◆ THE PROBLEM:
Work out how many lines in the listing below include the word "start". Give nothing but the number.
----- RECORDS PROVIDED -----
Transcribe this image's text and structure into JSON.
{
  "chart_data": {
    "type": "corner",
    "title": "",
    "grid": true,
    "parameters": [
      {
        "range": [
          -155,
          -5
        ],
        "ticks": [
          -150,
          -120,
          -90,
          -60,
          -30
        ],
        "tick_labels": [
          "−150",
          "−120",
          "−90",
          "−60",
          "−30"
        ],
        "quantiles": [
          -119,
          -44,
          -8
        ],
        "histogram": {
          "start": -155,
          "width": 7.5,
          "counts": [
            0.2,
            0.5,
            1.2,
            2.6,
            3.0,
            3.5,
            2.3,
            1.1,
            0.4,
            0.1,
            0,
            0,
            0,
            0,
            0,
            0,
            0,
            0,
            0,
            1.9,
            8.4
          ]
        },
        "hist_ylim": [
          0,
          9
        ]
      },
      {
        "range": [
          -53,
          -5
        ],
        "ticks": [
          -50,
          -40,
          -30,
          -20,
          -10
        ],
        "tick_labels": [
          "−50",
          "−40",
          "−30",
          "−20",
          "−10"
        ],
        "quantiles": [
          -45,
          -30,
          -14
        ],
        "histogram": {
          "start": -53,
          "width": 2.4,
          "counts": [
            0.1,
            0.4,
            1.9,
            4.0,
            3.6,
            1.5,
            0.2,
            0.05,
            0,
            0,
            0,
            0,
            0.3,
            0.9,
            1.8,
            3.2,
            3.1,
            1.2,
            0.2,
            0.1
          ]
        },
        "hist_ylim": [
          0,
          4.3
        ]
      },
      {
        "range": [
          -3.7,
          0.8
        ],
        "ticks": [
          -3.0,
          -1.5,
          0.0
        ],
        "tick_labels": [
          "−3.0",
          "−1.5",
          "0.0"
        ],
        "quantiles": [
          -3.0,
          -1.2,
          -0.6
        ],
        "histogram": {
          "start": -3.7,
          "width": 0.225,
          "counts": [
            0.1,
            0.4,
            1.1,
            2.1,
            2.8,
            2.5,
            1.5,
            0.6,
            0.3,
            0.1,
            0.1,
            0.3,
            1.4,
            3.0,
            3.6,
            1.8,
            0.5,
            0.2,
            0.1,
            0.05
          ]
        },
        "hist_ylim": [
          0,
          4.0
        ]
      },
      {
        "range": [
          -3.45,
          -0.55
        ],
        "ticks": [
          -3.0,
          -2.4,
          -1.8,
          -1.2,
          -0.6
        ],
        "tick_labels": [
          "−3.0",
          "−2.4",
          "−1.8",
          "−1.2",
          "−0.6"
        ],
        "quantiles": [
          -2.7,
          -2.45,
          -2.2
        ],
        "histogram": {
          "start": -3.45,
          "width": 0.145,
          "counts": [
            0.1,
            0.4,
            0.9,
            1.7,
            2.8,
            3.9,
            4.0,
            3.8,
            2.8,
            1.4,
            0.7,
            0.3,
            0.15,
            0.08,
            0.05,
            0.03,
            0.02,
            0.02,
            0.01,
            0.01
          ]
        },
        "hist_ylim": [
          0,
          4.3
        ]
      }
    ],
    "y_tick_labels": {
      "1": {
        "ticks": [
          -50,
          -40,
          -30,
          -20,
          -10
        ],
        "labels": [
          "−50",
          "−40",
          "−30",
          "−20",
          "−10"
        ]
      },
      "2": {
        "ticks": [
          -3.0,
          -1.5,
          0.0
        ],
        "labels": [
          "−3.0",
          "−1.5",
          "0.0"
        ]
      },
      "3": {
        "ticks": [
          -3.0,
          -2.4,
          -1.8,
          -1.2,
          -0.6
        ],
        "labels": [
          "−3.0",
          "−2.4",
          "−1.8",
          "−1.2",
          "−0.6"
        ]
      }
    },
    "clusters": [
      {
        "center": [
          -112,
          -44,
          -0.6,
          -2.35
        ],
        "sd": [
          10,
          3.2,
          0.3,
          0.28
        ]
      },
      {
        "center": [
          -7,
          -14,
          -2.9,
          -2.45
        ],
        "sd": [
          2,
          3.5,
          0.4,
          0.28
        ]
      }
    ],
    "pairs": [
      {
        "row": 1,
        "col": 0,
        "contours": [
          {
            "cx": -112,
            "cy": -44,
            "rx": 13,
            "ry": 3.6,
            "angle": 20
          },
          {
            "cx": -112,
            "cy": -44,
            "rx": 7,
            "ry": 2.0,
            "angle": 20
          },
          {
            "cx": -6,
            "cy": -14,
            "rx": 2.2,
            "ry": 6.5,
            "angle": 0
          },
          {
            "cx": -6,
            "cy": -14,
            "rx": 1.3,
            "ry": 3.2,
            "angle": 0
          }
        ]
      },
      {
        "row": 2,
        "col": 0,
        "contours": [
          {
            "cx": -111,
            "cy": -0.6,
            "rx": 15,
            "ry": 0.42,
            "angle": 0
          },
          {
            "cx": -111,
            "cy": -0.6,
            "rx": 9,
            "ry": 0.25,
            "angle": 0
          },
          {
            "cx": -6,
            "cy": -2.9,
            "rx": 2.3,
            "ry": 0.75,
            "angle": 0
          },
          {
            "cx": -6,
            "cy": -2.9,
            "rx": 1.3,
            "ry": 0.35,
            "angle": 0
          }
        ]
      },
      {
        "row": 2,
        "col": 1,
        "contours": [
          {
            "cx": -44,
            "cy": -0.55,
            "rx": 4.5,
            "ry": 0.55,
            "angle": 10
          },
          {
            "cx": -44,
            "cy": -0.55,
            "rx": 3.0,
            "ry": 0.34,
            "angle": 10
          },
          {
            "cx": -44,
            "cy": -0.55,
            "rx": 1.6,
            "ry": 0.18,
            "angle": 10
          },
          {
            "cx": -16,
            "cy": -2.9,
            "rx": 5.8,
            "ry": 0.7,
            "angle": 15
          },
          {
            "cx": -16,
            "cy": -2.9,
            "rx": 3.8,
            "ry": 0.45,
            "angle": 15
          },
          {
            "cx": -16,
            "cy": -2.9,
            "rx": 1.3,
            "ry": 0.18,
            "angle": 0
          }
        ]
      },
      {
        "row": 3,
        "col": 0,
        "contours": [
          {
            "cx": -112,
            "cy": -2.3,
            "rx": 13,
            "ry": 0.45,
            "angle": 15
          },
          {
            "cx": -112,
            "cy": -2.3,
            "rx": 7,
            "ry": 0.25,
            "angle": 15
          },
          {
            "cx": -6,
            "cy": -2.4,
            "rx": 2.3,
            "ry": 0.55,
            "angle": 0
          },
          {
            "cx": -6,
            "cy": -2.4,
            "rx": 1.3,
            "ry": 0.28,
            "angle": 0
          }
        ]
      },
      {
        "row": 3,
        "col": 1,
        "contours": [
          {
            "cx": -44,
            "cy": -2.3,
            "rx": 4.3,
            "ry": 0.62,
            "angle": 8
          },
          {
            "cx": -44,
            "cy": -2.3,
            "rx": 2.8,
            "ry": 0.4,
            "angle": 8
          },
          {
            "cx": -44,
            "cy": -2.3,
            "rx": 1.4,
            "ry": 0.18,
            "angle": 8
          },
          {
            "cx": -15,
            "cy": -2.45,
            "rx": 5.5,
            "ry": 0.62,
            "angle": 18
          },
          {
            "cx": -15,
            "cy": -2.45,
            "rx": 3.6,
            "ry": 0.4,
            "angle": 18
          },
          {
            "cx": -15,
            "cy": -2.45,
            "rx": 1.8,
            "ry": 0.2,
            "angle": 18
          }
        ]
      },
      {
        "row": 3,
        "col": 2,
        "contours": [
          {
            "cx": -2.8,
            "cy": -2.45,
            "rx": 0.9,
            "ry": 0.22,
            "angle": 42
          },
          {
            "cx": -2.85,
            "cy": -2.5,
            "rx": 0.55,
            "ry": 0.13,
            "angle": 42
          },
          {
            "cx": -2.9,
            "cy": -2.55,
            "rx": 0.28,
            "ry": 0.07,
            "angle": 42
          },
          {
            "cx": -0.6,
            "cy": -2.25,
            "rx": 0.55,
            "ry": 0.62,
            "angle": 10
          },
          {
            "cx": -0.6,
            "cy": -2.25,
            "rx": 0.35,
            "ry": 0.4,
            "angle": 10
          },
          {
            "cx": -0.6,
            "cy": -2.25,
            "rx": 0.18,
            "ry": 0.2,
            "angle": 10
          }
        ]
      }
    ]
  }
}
-----
◆ THE OUTPUT:
4